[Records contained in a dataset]
◆ ◆ ◆ ◆ ◆

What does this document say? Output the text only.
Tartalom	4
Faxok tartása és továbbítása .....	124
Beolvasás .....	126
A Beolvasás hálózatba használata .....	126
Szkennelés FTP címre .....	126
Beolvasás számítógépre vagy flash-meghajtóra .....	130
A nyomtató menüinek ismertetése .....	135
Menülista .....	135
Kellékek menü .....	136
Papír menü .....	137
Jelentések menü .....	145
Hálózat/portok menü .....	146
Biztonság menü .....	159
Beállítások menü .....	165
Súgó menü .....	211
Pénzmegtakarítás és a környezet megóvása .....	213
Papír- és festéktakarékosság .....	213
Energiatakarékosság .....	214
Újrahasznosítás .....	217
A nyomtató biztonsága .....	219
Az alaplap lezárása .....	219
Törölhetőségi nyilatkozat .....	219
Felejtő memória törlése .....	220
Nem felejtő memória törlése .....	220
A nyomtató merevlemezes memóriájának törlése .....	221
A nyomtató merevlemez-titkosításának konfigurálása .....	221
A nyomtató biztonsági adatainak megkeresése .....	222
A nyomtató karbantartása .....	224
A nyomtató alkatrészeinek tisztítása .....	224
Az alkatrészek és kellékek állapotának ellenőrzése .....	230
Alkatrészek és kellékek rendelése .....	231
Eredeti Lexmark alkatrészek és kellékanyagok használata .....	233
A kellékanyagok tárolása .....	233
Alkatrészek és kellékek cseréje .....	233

◆ ◆ ◆ ◆ ◆

(DIRECTIVE)
Restate the records, all of them, precisely as written.

(FINISHED EXERCISE)
What does this document say? Output the text only.
Tartalom	4
Faxok tartása és továbbítása .....	124
Beolvasás .....	126
A Beolvasás hálózatba használata .....	126
Szkennelés FTP címre .....	126
Beolvasás számítógépre vagy flash-meghajtóra .....	130
A nyomtató menüinek ismertetése .....	135
Menülista .....	135
Kellékek menü .....	136
Papír menü .....	137
Jelentések menü .....	145
Hálózat/portok menü .....	146
Biztonság menü .....	159
Beállítások menü .....	165
Súgó menü .....	211
Pénzmegtakarítás és a környezet megóvása .....	213
Papír- és festéktakarékosság .....	213
Energiatakarékosság .....	214
Újrahasznosítás .....	217
A nyomtató biztonsága .....	219
Az alaplap lezárása .....	219
Törölhetőségi nyilatkozat .....	219
Felejtő memória törlése .....	220
Nem felejtő memória törlése .....	220
A nyomtató merevlemezes memóriájának törlése .....	221
A nyomtató merevlemez-titkosításának konfigurálása .....	221
A nyomtató biztonsági adatainak megkeresése .....	222
A nyomtató karbantartása .....	224
A nyomtató alkatrészeinek tisztítása .....	224
Az alkatrészek és kellékek állapotának ellenőrzése .....	230
Alkatrészek és kellékek rendelése .....	231
Eredeti Lexmark alkatrészek és kellékanyagok használata .....	233
A kellékanyagok tárolása .....	233
Alkatrészek és kellékek cseréje .....	233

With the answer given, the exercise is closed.